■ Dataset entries

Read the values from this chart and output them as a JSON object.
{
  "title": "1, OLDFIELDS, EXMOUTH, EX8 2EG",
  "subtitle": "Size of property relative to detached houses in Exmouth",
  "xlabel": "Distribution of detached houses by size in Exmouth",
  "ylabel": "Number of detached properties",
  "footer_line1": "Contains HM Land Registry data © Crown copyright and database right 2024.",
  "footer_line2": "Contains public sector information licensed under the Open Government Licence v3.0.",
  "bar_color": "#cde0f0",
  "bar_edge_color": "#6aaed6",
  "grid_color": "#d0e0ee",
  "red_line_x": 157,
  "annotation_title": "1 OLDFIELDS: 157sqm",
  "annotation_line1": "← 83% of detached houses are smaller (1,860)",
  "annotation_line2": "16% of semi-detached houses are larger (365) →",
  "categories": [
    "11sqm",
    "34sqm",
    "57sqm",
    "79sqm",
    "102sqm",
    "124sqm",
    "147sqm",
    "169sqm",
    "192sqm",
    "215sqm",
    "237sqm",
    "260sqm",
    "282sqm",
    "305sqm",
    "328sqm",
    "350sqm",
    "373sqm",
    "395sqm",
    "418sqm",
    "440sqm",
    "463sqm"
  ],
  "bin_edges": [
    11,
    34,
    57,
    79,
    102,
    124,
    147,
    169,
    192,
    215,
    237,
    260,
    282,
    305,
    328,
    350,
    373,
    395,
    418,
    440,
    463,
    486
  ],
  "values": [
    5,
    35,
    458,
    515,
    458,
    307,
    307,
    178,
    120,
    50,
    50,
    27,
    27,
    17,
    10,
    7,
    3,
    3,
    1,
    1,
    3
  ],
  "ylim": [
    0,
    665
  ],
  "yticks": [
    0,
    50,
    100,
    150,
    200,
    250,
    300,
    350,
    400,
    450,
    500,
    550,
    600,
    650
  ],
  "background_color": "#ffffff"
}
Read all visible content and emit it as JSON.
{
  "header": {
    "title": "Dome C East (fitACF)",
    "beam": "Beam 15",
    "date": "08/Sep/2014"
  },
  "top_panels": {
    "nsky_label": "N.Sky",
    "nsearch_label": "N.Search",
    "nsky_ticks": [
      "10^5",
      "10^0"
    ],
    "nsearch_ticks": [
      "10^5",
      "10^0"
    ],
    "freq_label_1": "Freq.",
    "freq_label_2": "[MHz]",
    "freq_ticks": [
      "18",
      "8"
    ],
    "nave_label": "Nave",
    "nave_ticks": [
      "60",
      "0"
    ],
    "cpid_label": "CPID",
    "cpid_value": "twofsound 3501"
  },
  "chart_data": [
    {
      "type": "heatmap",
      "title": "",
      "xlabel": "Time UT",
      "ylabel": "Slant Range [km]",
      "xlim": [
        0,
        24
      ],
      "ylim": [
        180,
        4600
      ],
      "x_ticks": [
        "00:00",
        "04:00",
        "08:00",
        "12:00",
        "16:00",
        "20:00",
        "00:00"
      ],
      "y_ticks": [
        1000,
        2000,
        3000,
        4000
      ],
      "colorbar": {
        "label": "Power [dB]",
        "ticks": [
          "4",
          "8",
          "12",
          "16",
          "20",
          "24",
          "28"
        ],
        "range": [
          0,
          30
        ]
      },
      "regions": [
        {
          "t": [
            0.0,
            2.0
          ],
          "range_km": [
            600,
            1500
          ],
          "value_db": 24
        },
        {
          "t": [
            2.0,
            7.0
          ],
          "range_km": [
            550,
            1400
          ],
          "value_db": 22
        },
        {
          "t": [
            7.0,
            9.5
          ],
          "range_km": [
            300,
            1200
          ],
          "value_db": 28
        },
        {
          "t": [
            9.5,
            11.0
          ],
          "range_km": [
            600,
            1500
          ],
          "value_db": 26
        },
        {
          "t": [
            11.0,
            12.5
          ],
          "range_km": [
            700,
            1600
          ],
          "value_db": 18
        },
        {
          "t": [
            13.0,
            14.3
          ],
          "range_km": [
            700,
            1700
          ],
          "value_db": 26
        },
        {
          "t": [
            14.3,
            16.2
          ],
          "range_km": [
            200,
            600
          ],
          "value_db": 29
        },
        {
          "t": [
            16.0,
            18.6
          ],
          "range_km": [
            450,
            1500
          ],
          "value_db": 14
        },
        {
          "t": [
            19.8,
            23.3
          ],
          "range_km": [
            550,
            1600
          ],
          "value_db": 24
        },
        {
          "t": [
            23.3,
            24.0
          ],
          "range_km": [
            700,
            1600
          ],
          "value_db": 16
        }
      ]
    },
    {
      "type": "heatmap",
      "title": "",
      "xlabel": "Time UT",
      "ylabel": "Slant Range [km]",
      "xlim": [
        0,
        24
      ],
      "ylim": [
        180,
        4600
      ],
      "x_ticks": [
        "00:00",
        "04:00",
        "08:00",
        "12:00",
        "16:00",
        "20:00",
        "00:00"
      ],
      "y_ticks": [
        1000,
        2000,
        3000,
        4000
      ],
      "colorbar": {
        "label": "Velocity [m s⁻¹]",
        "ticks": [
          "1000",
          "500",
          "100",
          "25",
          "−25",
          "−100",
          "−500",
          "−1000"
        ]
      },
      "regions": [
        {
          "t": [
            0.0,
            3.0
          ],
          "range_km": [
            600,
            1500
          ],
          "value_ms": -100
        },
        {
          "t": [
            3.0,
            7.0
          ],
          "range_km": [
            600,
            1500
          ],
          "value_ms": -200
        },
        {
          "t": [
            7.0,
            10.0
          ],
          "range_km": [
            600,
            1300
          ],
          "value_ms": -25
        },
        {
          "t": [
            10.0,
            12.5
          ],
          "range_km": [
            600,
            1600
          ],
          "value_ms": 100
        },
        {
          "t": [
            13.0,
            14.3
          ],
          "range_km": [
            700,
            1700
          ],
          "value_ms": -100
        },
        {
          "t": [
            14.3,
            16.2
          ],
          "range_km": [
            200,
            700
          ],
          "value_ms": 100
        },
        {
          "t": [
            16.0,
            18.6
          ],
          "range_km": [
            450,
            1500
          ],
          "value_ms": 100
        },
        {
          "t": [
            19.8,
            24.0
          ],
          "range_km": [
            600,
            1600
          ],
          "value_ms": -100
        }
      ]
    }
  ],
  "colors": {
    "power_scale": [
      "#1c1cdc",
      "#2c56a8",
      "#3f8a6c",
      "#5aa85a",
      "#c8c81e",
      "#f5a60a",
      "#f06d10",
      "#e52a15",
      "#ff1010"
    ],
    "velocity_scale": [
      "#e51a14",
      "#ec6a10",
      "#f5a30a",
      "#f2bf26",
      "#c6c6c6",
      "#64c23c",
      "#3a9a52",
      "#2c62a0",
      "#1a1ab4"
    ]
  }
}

■ WHAT IS ASKED
Copy each line above that contains the string "values".

■ RESULT FOR THIS TASK
Read the values from this chart and output them as a JSON object.
  "values": [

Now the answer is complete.